"""

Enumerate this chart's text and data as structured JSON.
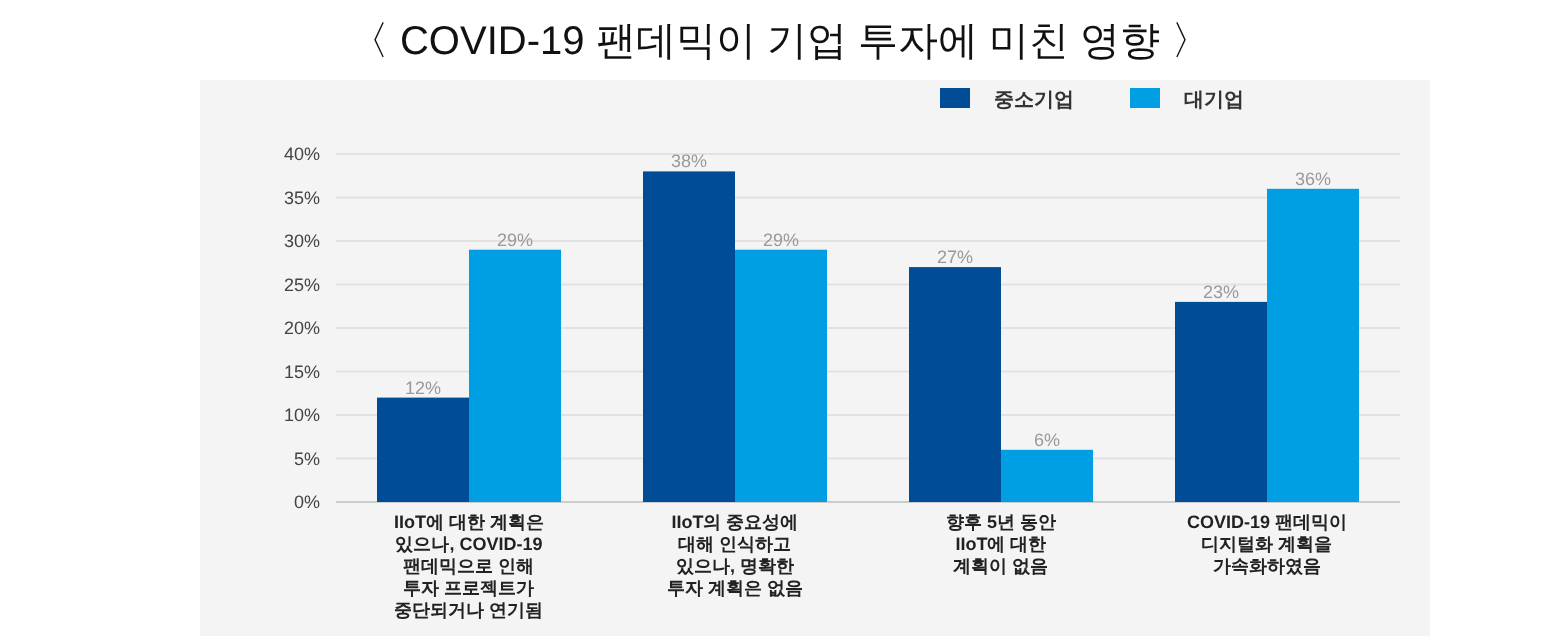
{
  "chart_data": {
    "type": "bar",
    "title": "〈 COVID-19 팬데믹이 기업 투자에 미친 영향 〉",
    "categories": [
      "IIoT에 대한 계획은\n있으나, COVID-19\n팬데믹으로 인해\n투자 프로젝트가\n중단되거나 연기됨",
      "IIoT의 중요성에\n대해 인식하고\n있으나, 명확한\n투자 계획은 없음",
      "향후 5년 동안\nIIoT에 대한\n계획이 없음",
      "COVID-19 팬데믹이\n디지털화 계획을\n가속화하였음"
    ],
    "series": [
      {
        "name": "중소기업",
        "color": "#004c97",
        "values": [
          12,
          38,
          27,
          23
        ],
        "value_labels": [
          "12%",
          "38%",
          "27%",
          "23%"
        ]
      },
      {
        "name": "대기업",
        "color": "#009fe3",
        "values": [
          29,
          29,
          6,
          36
        ],
        "value_labels": [
          "29%",
          "29%",
          "6%",
          "36%"
        ]
      }
    ],
    "ylim": [
      0,
      40
    ],
    "yticks": [
      {
        "value": 0,
        "label": "0%"
      },
      {
        "value": 5,
        "label": "5%"
      },
      {
        "value": 10,
        "label": "10%"
      },
      {
        "value": 15,
        "label": "15%"
      },
      {
        "value": 20,
        "label": "20%"
      },
      {
        "value": 25,
        "label": "25%"
      },
      {
        "value": 30,
        "label": "30%"
      },
      {
        "value": 35,
        "label": "35%"
      },
      {
        "value": 40,
        "label": "40%"
      }
    ],
    "grid": "y",
    "legend": "top right"
  }
}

"""

Copy every record above exactly, leaving out any pictures.

Enumerate this chart's text and data as structured JSON.
{
  "chart_data": {
    "type": "bar",
    "title": "〈 COVID-19 팬데믹이 기업 투자에 미친 영향 〉",
    "categories": [
      "IIoT에 대한 계획은\n있으나, COVID-19\n팬데믹으로 인해\n투자 프로젝트가\n중단되거나 연기됨",
      "IIoT의 중요성에\n대해 인식하고\n있으나, 명확한\n투자 계획은 없음",
      "향후 5년 동안\nIIoT에 대한\n계획이 없음",
      "COVID-19 팬데믹이\n디지털화 계획을\n가속화하였음"
    ],
    "series": [
      {
        "name": "중소기업",
        "color": "#004c97",
        "values": [
          12,
          38,
          27,
          23
        ],
        "value_labels": [
          "12%",
          "38%",
          "27%",
          "23%"
        ]
      },
      {
        "name": "대기업",
        "color": "#009fe3",
        "values": [
          29,
          29,
          6,
          36
        ],
        "value_labels": [
          "29%",
          "29%",
          "6%",
          "36%"
        ]
      }
    ],
    "ylim": [
      0,
      40
    ],
    "yticks": [
      {
        "value": 0,
        "label": "0%"
      },
      {
        "value": 5,
        "label": "5%"
      },
      {
        "value": 10,
        "label": "10%"
      },
      {
        "value": 15,
        "label": "15%"
      },
      {
        "value": 20,
        "label": "20%"
      },
      {
        "value": 25,
        "label": "25%"
      },
      {
        "value": 30,
        "label": "30%"
      },
      {
        "value": 35,
        "label": "35%"
      },
      {
        "value": 40,
        "label": "40%"
      }
    ],
    "grid": "y",
    "legend": "top right"
  }
}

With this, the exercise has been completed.